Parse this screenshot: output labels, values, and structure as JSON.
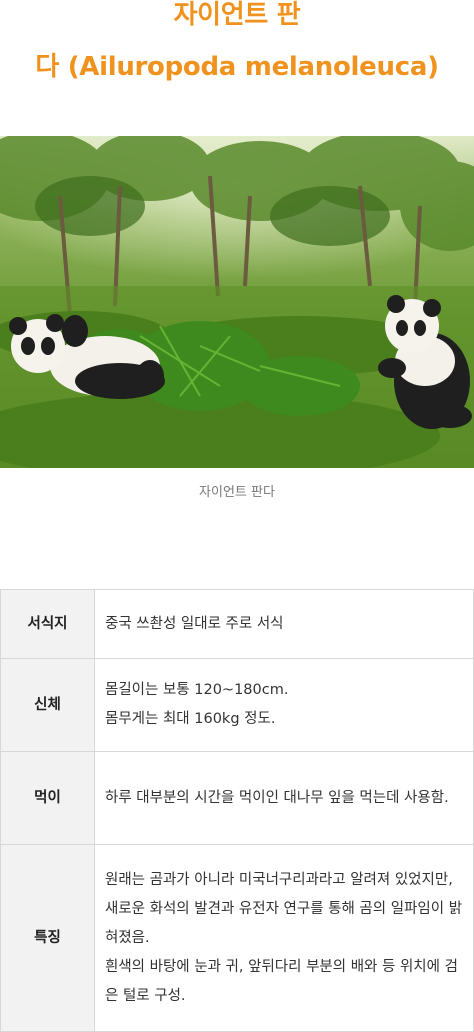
{
  "header": {
    "title_line1": "자이언트 판",
    "title_line2": "다 (Ailuropoda melanoleuca)"
  },
  "image": {
    "subject": "two giant pandas eating bamboo in a green forest clearing"
  },
  "caption": "자이언트 판다",
  "table": {
    "rows": [
      {
        "label": "서식지",
        "lines": [
          "중국 쓰촨성 일대로 주로 서식"
        ]
      },
      {
        "label": "신체",
        "lines": [
          "몸길이는 보통 120~180cm.",
          "몸무게는 최대 160kg 정도."
        ]
      },
      {
        "label": "먹이",
        "lines": [
          "하루 대부분의 시간을 먹이인 대나무 잎을 먹는데 사용함."
        ]
      },
      {
        "label": "특징",
        "lines": [
          "원래는 곰과가 아니라 미국너구리과라고 알려져 있었지만, 새로운 화석의 발견과 유전자 연구를 통해 곰의 일파임이 밝혀졌음.",
          "흰색의 바탕에 눈과 귀, 앞뒤다리 부분의 배와 등 위치에 검은 털로 구성."
        ]
      }
    ]
  },
  "colors": {
    "title": "#f0921e",
    "caption": "#777777",
    "label_bg": "#f2f2f2",
    "border": "#d7d7d7"
  }
}
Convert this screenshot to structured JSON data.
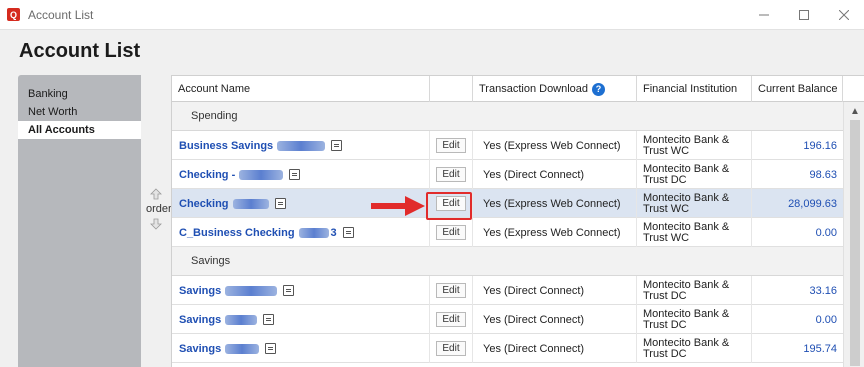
{
  "window": {
    "title": "Account List",
    "logo_letter": "Q"
  },
  "page": {
    "title": "Account List"
  },
  "sidebar": {
    "items": [
      {
        "label": "Banking",
        "selected": false
      },
      {
        "label": "Net Worth",
        "selected": false
      },
      {
        "label": "All Accounts",
        "selected": true
      }
    ]
  },
  "reorder": {
    "label": "order"
  },
  "table": {
    "columns": [
      "Account Name",
      "",
      "Transaction Download",
      "Financial Institution",
      "Current Balance"
    ],
    "edit_label": "Edit",
    "sections": [
      {
        "label": "Spending",
        "rows": [
          {
            "name": "Business Savings",
            "download": "Yes (Express Web Connect)",
            "institution_line1": "Montecito Bank &",
            "institution_line2": "Trust WC",
            "balance": "196.16"
          },
          {
            "name": "Checking -",
            "download": "Yes (Direct Connect)",
            "institution_line1": "Montecito Bank &",
            "institution_line2": "Trust DC",
            "balance": "98.63"
          },
          {
            "name": "Checking",
            "download": "Yes (Express Web Connect)",
            "institution_line1": "Montecito Bank &",
            "institution_line2": "Trust WC",
            "balance": "28,099.63",
            "selected": true
          },
          {
            "name": "C_Business Checking",
            "name_suffix": "3",
            "download": "Yes (Express Web Connect)",
            "institution_line1": "Montecito Bank &",
            "institution_line2": "Trust WC",
            "balance": "0.00"
          }
        ]
      },
      {
        "label": "Savings",
        "rows": [
          {
            "name": "Savings",
            "download": "Yes (Direct Connect)",
            "institution_line1": "Montecito Bank &",
            "institution_line2": "Trust DC",
            "balance": "33.16"
          },
          {
            "name": "Savings",
            "download": "Yes (Direct Connect)",
            "institution_line1": "Montecito Bank &",
            "institution_line2": "Trust DC",
            "balance": "0.00"
          },
          {
            "name": "Savings",
            "download": "Yes (Direct Connect)",
            "institution_line1": "Montecito Bank &",
            "institution_line2": "Trust DC",
            "balance": "195.74"
          }
        ]
      }
    ]
  },
  "colors": {
    "accent": "#1f4fb3",
    "highlight": "#e12b2b",
    "selected_row": "#dbe4f1",
    "sidebar_bg": "#b6b8bc"
  },
  "icons": {
    "help": "question-circle-icon",
    "note": "note-icon",
    "reorder_up": "arrow-up-icon",
    "reorder_down": "arrow-down-icon"
  }
}
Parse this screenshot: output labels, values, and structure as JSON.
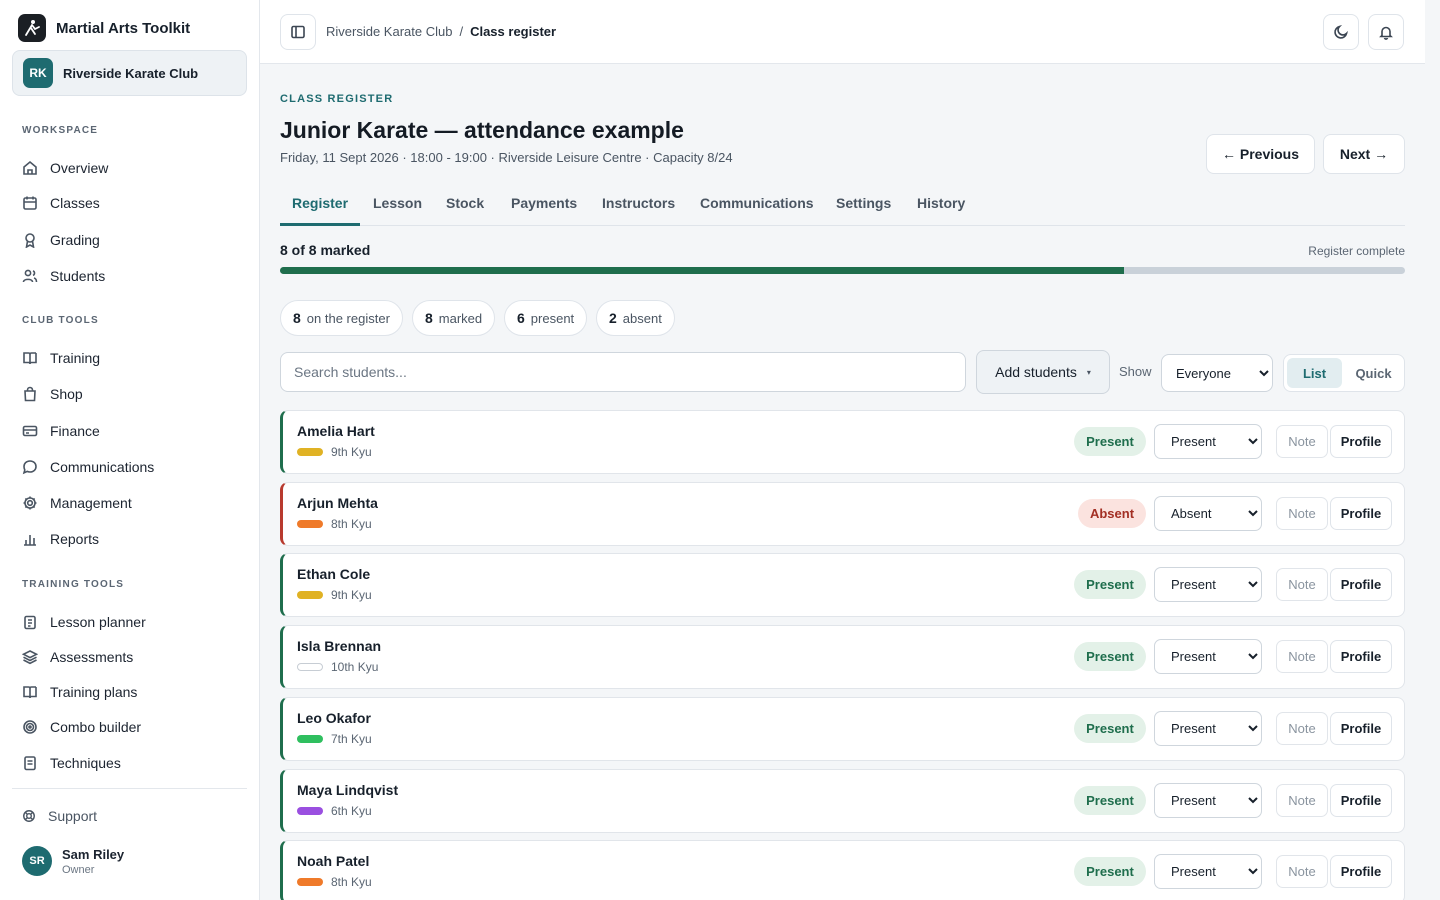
{
  "app": {
    "title": "Martial Arts Toolkit"
  },
  "club": {
    "initials": "RK",
    "name": "Riverside Karate Club"
  },
  "sidebar": {
    "sections": {
      "workspace": "WORKSPACE",
      "club_tools": "CLUB TOOLS",
      "training_tools": "TRAINING TOOLS"
    },
    "workspace": [
      {
        "label": "Overview",
        "icon": "home-icon"
      },
      {
        "label": "Classes",
        "icon": "calendar-icon"
      },
      {
        "label": "Grading",
        "icon": "award-icon"
      },
      {
        "label": "Students",
        "icon": "users-icon"
      }
    ],
    "club_tools": [
      {
        "label": "Training",
        "icon": "book-icon"
      },
      {
        "label": "Shop",
        "icon": "shopping-bag-icon"
      },
      {
        "label": "Finance",
        "icon": "credit-card-icon"
      },
      {
        "label": "Communications",
        "icon": "message-icon"
      },
      {
        "label": "Management",
        "icon": "gear-icon"
      },
      {
        "label": "Reports",
        "icon": "bar-chart-icon"
      }
    ],
    "training_tools": [
      {
        "label": "Lesson planner",
        "icon": "clipboard-icon"
      },
      {
        "label": "Assessments",
        "icon": "layers-icon"
      },
      {
        "label": "Training plans",
        "icon": "book-open-icon"
      },
      {
        "label": "Combo builder",
        "icon": "target-icon"
      },
      {
        "label": "Techniques",
        "icon": "file-text-icon"
      }
    ],
    "support": "Support",
    "user": {
      "initials": "SR",
      "name": "Sam Riley",
      "role": "Owner"
    }
  },
  "header": {
    "breadcrumb_parent": "Riverside Karate Club",
    "breadcrumb_separator": "/",
    "breadcrumb_current": "Class register"
  },
  "page": {
    "eyebrow": "CLASS REGISTER",
    "title": "Junior Karate — attendance example",
    "subtitle": "Friday, 11 Sept 2026 · 18:00 - 19:00 · Riverside Leisure Centre · Capacity 8/24",
    "previous_label": "← Previous",
    "next_label": "Next →"
  },
  "tabs": [
    "Register",
    "Lesson",
    "Stock",
    "Payments",
    "Instructors",
    "Communications",
    "Settings",
    "History"
  ],
  "progress": {
    "label": "8 of 8 marked",
    "status": "Register complete",
    "fraction": 0.75
  },
  "stats": [
    {
      "value": "8",
      "label": "on the register"
    },
    {
      "value": "8",
      "label": "marked"
    },
    {
      "value": "6",
      "label": "present"
    },
    {
      "value": "2",
      "label": "absent"
    }
  ],
  "toolbar": {
    "search_placeholder": "Search students...",
    "add_label": "Add students",
    "add_caret": "▾",
    "show_label": "Show",
    "show_selected": "Everyone",
    "view_list": "List",
    "view_quick": "Quick"
  },
  "row_actions": {
    "note": "Note",
    "profile": "Profile"
  },
  "students": [
    {
      "name": "Amelia Hart",
      "grade": "9th Kyu",
      "belt_color": "#e0b224",
      "status": "Present"
    },
    {
      "name": "Arjun Mehta",
      "grade": "8th Kyu",
      "belt_color": "#ef7a2a",
      "status": "Absent"
    },
    {
      "name": "Ethan Cole",
      "grade": "9th Kyu",
      "belt_color": "#e0b224",
      "status": "Present"
    },
    {
      "name": "Isla Brennan",
      "grade": "10th Kyu",
      "belt_color": "#ffffff",
      "status": "Present"
    },
    {
      "name": "Leo Okafor",
      "grade": "7th Kyu",
      "belt_color": "#2fbf5f",
      "status": "Present"
    },
    {
      "name": "Maya Lindqvist",
      "grade": "6th Kyu",
      "belt_color": "#9a4fe0",
      "status": "Present"
    },
    {
      "name": "Noah Patel",
      "grade": "8th Kyu",
      "belt_color": "#ef7a2a",
      "status": "Present"
    }
  ],
  "colors": {
    "accent": "#1e6b70",
    "present": "#1f6e4d",
    "absent": "#b83a2e"
  }
}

______________________________

Short problem » Find and copy every line in the entries above where the string "Checking" occurs.

Exercise output »
            "name": "Checking -",
            "name": "Checking",
            "name": "C_Business Checking",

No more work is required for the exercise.